**Problem**.
Check each line of the listing below for the word "this" and say how many lines have it. Nothing else should be written.

#### Exercise data ####

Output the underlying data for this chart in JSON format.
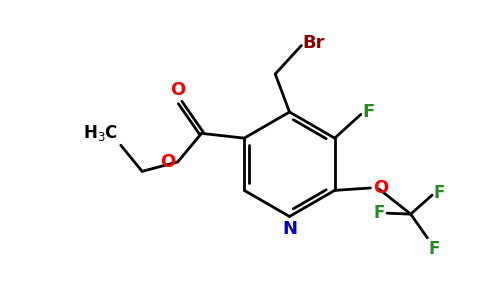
{
  "background_color": "#ffffff",
  "colors": {
    "Br": "#8b0000",
    "F": "#228b22",
    "N": "#0000cd",
    "O": "#ff0000",
    "C": "#000000"
  },
  "figsize": [
    4.84,
    3.0
  ],
  "dpi": 100,
  "lw": 2.0,
  "fs": 12
}
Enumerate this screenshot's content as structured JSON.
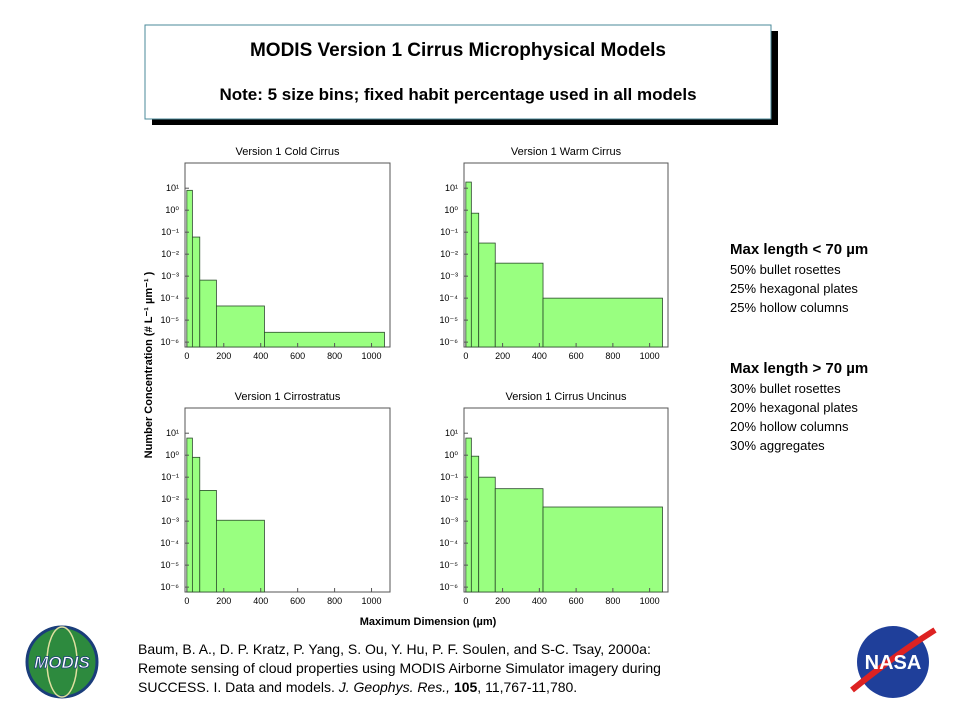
{
  "header": {
    "title": "MODIS Version 1 Cirrus Microphysical Models",
    "note": "Note: 5 size bins; fixed habit percentage used in all models"
  },
  "shared_axes": {
    "ylabel": "Number Concentration (# L⁻¹ µm⁻¹ )",
    "xlabel": "Maximum Dimension (µm)"
  },
  "habits": [
    {
      "heading": "Max length < 70 µm",
      "items": [
        "50% bullet rosettes",
        "25% hexagonal plates",
        "25% hollow columns"
      ]
    },
    {
      "heading": "Max length > 70 µm",
      "items": [
        "30% bullet rosettes",
        "20% hexagonal plates",
        "20% hollow columns",
        "30% aggregates"
      ]
    }
  ],
  "citation": {
    "lines": [
      "Baum, B. A., D. P. Kratz, P. Yang, S. Ou, Y. Hu, P. F. Soulen, and S-C. Tsay, 2000a:",
      "Remote sensing of cloud properties using MODIS Airborne Simulator imagery during"
    ],
    "text": "SUCCESS. I. Data and models.",
    "journal": "J. Geophys. Res.,",
    "volume": "105",
    "pages": ", 11,767-11,780."
  },
  "logos": {
    "left": "MODIS",
    "right": "NASA"
  },
  "chart_data": [
    {
      "type": "histogram",
      "title": "Version 1 Cold Cirrus",
      "bins": [
        0,
        30,
        70,
        160,
        420,
        1070
      ],
      "values": [
        8,
        0.06,
        0.00066,
        4.4e-05,
        2.8e-06
      ],
      "color": "#99ff80",
      "log_y": true,
      "xlim": [
        -10,
        1100
      ],
      "xticks": [
        0,
        200,
        400,
        600,
        800,
        1000
      ],
      "ylim": [
        6e-07,
        140
      ],
      "yticks": [
        {
          "value": 1e-06,
          "label": "10⁻⁶"
        },
        {
          "value": 1e-05,
          "label": "10⁻⁵"
        },
        {
          "value": 0.0001,
          "label": "10⁻⁴"
        },
        {
          "value": 0.001,
          "label": "10⁻³"
        },
        {
          "value": 0.01,
          "label": "10⁻²"
        },
        {
          "value": 0.1,
          "label": "10⁻¹"
        },
        {
          "value": 1,
          "label": "10⁰"
        },
        {
          "value": 10,
          "label": "10¹"
        }
      ]
    },
    {
      "type": "histogram",
      "title": "Version 1 Warm Cirrus",
      "bins": [
        0,
        30,
        70,
        160,
        420,
        1070
      ],
      "values": [
        19,
        0.73,
        0.032,
        0.0039,
        0.0001
      ],
      "color": "#99ff80",
      "log_y": true,
      "xlim": [
        -10,
        1100
      ],
      "xticks": [
        0,
        200,
        400,
        600,
        800,
        1000
      ],
      "ylim": [
        6e-07,
        140
      ],
      "yticks": [
        {
          "value": 1e-06,
          "label": "10⁻⁶"
        },
        {
          "value": 1e-05,
          "label": "10⁻⁵"
        },
        {
          "value": 0.0001,
          "label": "10⁻⁴"
        },
        {
          "value": 0.001,
          "label": "10⁻³"
        },
        {
          "value": 0.01,
          "label": "10⁻²"
        },
        {
          "value": 0.1,
          "label": "10⁻¹"
        },
        {
          "value": 1,
          "label": "10⁰"
        },
        {
          "value": 10,
          "label": "10¹"
        }
      ]
    },
    {
      "type": "histogram",
      "title": "Version 1 Cirrostratus",
      "bins": [
        0,
        30,
        70,
        160,
        420,
        1070
      ],
      "values": [
        6,
        0.8,
        0.025,
        0.0011,
        null
      ],
      "color": "#99ff80",
      "log_y": true,
      "xlim": [
        -10,
        1100
      ],
      "xticks": [
        0,
        200,
        400,
        600,
        800,
        1000
      ],
      "ylim": [
        6e-07,
        140
      ],
      "yticks": [
        {
          "value": 1e-06,
          "label": "10⁻⁶"
        },
        {
          "value": 1e-05,
          "label": "10⁻⁵"
        },
        {
          "value": 0.0001,
          "label": "10⁻⁴"
        },
        {
          "value": 0.001,
          "label": "10⁻³"
        },
        {
          "value": 0.01,
          "label": "10⁻²"
        },
        {
          "value": 0.1,
          "label": "10⁻¹"
        },
        {
          "value": 1,
          "label": "10⁰"
        },
        {
          "value": 10,
          "label": "10¹"
        }
      ]
    },
    {
      "type": "histogram",
      "title": "Version 1 Cirrus Uncinus",
      "bins": [
        0,
        30,
        70,
        160,
        420,
        1070
      ],
      "values": [
        6,
        0.9,
        0.1,
        0.03,
        0.0044
      ],
      "color": "#99ff80",
      "log_y": true,
      "xlim": [
        -10,
        1100
      ],
      "xticks": [
        0,
        200,
        400,
        600,
        800,
        1000
      ],
      "ylim": [
        6e-07,
        140
      ],
      "yticks": [
        {
          "value": 1e-06,
          "label": "10⁻⁶"
        },
        {
          "value": 1e-05,
          "label": "10⁻⁵"
        },
        {
          "value": 0.0001,
          "label": "10⁻⁴"
        },
        {
          "value": 0.001,
          "label": "10⁻³"
        },
        {
          "value": 0.01,
          "label": "10⁻²"
        },
        {
          "value": 0.1,
          "label": "10⁻¹"
        },
        {
          "value": 1,
          "label": "10⁰"
        },
        {
          "value": 10,
          "label": "10¹"
        }
      ]
    }
  ]
}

####

**Output of the task**.
2